* [What is being asked] Show only lines that include "rawat".

Records
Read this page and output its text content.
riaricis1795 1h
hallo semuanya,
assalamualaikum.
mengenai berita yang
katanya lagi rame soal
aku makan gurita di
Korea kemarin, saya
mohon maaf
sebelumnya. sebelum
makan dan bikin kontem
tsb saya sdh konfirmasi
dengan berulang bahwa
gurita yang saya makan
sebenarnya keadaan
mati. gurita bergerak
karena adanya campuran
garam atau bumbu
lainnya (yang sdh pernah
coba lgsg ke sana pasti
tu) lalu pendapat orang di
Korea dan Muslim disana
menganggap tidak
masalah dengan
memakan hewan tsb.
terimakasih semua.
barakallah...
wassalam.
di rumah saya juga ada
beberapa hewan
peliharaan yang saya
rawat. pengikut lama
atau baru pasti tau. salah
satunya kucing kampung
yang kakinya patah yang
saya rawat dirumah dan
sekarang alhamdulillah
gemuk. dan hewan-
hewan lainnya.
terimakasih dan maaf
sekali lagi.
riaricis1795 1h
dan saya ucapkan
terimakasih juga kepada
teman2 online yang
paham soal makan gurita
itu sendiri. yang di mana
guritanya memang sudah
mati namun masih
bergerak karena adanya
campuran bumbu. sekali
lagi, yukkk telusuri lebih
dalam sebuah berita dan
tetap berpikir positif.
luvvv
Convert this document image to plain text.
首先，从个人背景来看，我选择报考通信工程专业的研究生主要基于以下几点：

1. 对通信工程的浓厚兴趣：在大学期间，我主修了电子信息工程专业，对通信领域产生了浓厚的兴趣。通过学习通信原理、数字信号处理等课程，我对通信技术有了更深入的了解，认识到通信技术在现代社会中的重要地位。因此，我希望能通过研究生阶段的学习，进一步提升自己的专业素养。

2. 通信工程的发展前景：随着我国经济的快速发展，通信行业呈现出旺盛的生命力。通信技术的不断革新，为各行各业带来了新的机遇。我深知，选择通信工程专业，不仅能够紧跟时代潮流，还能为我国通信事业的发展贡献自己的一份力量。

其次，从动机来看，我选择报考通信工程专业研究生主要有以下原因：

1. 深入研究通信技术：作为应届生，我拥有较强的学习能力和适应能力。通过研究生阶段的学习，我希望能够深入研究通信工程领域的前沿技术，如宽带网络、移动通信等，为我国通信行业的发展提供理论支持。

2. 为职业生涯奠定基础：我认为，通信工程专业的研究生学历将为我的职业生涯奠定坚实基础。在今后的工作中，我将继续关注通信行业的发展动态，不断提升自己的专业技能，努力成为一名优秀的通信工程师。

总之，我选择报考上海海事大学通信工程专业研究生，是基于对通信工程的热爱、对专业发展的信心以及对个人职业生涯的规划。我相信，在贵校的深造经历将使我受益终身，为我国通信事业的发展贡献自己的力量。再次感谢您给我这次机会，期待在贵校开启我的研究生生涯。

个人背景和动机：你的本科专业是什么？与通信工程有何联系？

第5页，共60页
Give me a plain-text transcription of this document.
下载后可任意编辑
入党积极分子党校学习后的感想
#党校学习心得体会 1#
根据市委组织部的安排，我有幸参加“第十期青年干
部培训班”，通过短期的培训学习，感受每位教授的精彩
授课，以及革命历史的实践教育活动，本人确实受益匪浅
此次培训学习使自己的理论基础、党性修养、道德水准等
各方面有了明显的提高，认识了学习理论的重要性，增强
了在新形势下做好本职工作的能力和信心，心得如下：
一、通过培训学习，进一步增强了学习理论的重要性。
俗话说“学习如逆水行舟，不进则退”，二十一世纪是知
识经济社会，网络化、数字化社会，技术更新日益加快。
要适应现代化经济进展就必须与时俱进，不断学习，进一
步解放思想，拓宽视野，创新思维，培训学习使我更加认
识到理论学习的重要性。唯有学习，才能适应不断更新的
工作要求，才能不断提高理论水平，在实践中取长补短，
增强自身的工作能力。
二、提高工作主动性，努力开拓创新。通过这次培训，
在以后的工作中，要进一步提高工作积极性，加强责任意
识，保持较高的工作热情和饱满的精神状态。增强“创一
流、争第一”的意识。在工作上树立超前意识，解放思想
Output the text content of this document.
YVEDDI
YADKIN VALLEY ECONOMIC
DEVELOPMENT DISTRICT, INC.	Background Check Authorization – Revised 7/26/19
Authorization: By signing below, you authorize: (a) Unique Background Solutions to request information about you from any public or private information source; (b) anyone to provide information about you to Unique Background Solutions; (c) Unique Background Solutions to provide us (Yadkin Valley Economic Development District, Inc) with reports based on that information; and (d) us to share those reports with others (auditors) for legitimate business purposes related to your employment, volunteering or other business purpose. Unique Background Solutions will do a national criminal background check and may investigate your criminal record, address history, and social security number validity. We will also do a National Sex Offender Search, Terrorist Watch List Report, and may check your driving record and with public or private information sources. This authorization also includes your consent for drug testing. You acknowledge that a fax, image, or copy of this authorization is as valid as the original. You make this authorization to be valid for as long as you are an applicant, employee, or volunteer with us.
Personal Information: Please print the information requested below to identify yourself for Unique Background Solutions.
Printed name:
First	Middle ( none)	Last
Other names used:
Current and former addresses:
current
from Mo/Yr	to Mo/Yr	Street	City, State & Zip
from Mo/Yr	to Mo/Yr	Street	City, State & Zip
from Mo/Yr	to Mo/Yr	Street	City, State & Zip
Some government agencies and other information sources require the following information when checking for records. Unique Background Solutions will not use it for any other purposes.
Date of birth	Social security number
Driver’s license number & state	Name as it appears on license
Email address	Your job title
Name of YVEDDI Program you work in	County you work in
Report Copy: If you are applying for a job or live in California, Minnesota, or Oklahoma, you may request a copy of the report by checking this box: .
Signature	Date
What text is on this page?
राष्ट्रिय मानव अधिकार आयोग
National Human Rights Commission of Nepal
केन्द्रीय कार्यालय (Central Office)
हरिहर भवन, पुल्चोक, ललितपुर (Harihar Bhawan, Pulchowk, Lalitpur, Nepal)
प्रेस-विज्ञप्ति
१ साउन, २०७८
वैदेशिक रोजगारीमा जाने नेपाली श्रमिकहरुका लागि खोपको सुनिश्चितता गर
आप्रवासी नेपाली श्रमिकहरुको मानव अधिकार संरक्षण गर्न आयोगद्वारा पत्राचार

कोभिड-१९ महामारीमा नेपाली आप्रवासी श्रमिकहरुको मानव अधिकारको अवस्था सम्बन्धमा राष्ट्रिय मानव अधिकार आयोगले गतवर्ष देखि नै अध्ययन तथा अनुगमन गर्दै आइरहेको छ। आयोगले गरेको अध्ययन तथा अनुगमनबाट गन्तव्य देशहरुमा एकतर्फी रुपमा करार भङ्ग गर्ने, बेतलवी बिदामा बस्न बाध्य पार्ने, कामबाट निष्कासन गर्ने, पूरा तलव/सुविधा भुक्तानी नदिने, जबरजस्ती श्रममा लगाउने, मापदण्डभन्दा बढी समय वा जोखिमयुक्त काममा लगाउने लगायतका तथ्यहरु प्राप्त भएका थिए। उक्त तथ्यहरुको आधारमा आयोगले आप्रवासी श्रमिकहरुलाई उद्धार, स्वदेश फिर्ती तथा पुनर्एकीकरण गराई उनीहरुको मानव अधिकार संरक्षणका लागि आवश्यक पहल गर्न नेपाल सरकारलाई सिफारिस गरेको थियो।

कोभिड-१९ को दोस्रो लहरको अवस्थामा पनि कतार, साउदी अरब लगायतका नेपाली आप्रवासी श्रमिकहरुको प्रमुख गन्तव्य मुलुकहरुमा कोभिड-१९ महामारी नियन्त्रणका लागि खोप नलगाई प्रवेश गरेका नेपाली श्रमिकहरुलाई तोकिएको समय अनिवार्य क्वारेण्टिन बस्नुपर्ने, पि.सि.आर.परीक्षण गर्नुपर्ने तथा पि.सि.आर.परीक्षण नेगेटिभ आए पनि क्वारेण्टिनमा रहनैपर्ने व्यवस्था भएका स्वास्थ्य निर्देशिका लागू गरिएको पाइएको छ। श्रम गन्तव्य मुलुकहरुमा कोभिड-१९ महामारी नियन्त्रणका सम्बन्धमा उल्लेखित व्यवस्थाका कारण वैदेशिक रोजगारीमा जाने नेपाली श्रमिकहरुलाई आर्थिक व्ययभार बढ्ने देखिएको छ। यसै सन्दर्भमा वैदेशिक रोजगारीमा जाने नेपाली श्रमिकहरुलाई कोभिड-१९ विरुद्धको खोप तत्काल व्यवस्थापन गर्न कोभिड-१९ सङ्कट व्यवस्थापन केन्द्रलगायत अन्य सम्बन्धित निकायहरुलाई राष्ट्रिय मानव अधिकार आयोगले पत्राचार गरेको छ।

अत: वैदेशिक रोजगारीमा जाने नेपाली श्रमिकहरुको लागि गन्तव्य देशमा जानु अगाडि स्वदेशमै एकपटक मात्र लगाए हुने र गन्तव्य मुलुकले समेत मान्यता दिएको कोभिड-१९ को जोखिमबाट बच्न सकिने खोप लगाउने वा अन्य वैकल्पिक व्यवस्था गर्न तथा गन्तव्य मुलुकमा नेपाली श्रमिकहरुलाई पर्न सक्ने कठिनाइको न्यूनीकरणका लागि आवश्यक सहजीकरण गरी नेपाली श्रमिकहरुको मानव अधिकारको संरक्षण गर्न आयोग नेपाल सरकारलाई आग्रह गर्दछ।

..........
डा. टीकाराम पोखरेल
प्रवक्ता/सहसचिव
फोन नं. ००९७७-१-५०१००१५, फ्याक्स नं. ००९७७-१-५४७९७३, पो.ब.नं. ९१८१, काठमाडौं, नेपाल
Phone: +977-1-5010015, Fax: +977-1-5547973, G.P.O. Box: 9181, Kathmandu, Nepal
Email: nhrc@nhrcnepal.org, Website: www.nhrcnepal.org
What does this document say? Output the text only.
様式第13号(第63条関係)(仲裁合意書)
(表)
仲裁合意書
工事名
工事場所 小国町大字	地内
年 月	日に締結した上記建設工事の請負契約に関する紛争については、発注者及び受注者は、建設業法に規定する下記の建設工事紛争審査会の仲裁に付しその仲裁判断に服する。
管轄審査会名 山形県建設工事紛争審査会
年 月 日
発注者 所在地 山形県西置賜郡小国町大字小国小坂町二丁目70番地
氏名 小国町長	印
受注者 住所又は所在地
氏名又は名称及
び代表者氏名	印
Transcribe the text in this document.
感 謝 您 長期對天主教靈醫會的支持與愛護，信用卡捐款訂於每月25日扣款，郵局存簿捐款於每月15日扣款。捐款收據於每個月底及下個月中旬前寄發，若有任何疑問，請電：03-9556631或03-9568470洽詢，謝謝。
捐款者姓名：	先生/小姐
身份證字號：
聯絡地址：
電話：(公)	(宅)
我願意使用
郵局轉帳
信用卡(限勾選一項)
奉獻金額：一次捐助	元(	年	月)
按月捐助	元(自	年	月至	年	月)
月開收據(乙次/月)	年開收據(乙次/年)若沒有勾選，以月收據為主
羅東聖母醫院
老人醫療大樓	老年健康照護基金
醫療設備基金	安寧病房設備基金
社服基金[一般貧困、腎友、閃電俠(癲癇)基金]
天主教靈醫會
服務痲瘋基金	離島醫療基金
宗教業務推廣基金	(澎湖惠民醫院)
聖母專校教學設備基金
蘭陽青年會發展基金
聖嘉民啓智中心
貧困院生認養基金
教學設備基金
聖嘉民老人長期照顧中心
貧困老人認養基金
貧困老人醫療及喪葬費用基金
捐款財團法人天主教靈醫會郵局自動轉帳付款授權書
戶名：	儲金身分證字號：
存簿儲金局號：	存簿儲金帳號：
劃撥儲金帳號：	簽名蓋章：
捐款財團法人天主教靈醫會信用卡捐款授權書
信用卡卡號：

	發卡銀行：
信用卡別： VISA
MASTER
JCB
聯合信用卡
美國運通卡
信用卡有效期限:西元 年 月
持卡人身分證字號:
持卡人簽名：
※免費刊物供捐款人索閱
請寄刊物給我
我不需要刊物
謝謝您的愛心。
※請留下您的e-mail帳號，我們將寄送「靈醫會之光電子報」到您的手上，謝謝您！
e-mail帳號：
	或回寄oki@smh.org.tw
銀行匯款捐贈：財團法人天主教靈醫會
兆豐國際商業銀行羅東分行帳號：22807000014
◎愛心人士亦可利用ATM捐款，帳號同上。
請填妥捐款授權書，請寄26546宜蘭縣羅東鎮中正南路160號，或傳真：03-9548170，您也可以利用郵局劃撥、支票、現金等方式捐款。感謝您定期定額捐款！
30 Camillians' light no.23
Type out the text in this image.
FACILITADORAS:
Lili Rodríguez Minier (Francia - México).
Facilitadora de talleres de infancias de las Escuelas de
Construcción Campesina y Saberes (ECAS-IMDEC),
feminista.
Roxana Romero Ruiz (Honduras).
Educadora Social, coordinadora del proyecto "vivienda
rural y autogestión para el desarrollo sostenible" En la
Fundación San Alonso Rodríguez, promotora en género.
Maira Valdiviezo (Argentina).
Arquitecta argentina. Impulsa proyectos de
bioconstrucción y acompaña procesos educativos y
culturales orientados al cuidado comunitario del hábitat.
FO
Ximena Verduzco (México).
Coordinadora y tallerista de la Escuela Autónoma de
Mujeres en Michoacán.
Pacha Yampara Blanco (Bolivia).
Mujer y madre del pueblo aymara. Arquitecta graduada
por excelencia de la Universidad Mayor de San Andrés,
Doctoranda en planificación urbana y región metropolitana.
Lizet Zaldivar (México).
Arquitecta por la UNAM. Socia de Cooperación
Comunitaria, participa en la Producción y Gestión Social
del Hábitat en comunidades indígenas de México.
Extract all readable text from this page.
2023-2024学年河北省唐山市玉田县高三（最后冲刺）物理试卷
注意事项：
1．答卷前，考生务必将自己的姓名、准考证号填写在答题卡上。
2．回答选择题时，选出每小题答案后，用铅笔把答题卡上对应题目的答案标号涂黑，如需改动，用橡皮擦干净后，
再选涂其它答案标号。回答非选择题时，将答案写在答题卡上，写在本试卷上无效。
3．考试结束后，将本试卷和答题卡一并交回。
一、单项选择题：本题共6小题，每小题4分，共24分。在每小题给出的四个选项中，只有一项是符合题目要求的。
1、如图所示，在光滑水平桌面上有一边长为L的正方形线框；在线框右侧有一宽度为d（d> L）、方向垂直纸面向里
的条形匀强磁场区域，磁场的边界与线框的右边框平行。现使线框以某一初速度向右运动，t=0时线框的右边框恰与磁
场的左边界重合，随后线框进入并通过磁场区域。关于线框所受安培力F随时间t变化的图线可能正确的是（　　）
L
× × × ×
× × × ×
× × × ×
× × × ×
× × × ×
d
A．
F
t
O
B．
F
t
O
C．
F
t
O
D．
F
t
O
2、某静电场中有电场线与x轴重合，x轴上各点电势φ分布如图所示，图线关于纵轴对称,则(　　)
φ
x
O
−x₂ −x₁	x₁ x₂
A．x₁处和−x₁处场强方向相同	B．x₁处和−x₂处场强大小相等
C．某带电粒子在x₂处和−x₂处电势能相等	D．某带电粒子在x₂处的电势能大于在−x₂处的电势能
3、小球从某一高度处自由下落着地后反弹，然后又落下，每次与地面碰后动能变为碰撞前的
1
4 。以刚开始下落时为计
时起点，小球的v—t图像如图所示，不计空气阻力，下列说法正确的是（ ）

* [Response below]
rawat. pengikut lama
saya rawat dirumah dan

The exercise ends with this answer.